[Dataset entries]

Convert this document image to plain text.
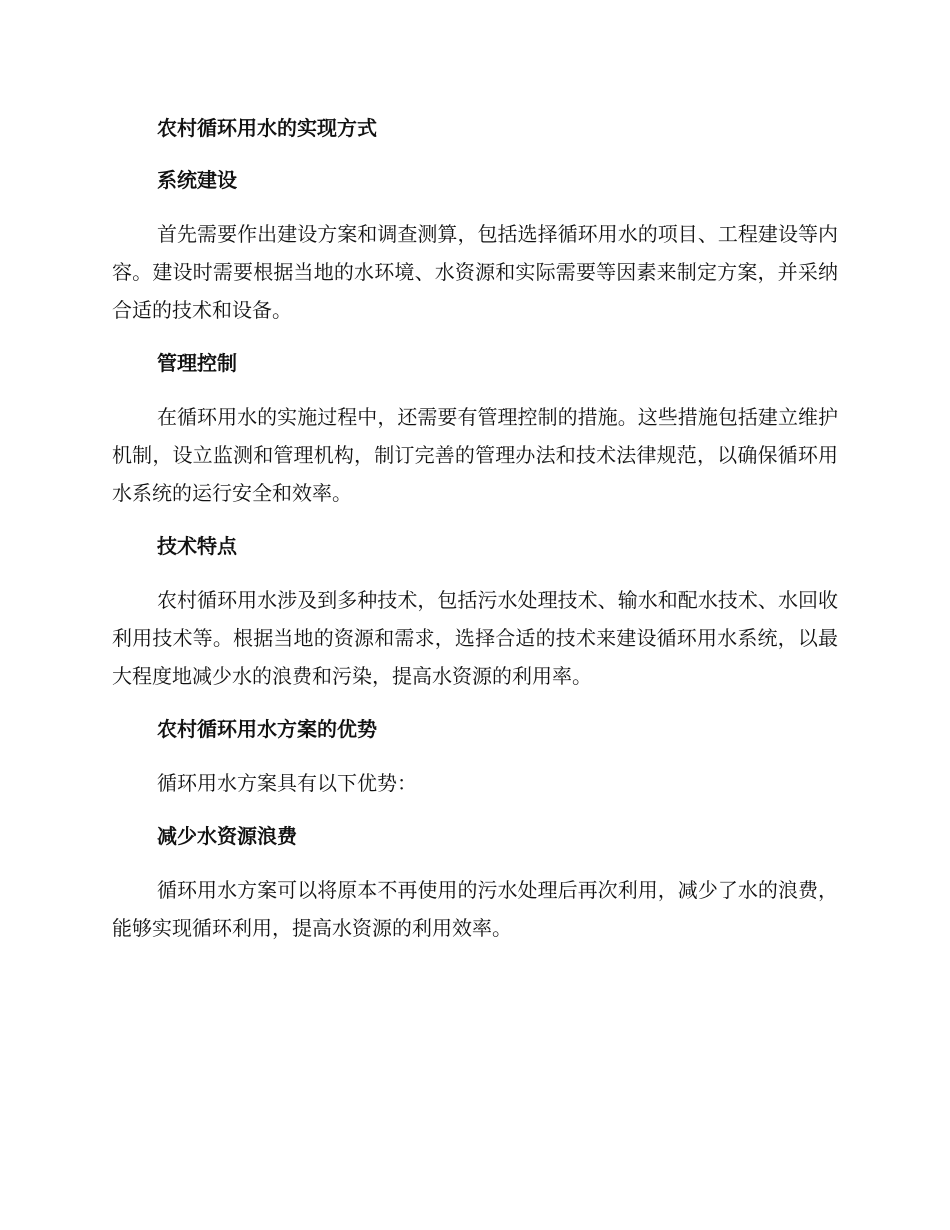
农村循环用水的实现方式
系统建设

首先需要作出建设方案和调查测算，包括选择循环用水的项目、工程建设等内容。建设时需要根据当地的水环境、水资源和实际需要等因素来制定方案，并采纳合适的技术和设备。

管理控制

在循环用水的实施过程中，还需要有管理控制的措施。这些措施包括建立维护机制，设立监测和管理机构，制订完善的管理办法和技术法律规范，以确保循环用水系统的运行安全和效率。

技术特点

农村循环用水涉及到多种技术，包括污水处理技术、输水和配水技术、水回收利用技术等。根据当地的资源和需求，选择合适的技术来建设循环用水系统，以最大程度地减少水的浪费和污染，提高水资源的利用率。

农村循环用水方案的优势

循环用水方案具有以下优势：

减少水资源浪费

循环用水方案可以将原本不再使用的污水处理后再次利用，减少了水的浪费，能够实现循环利用，提高水资源的利用效率。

### Exercise description:
Print each of the records above exactly as written, leaving no picture in the copy.

### Result of the task:
Convert this document image to plain text.
农村循环用水的实现方式
系统建设

首先需要作出建设方案和调查测算，包括选择循环用水的项目、工程建设等内容。建设时需要根据当地的水环境、水资源和实际需要等因素来制定方案，并采纳合适的技术和设备。

管理控制

在循环用水的实施过程中，还需要有管理控制的措施。这些措施包括建立维护机制，设立监测和管理机构，制订完善的管理办法和技术法律规范，以确保循环用水系统的运行安全和效率。

技术特点

农村循环用水涉及到多种技术，包括污水处理技术、输水和配水技术、水回收利用技术等。根据当地的资源和需求，选择合适的技术来建设循环用水系统，以最大程度地减少水的浪费和污染，提高水资源的利用率。

农村循环用水方案的优势

循环用水方案具有以下优势：

减少水资源浪费

循环用水方案可以将原本不再使用的污水处理后再次利用，减少了水的浪费，能够实现循环利用，提高水资源的利用效率。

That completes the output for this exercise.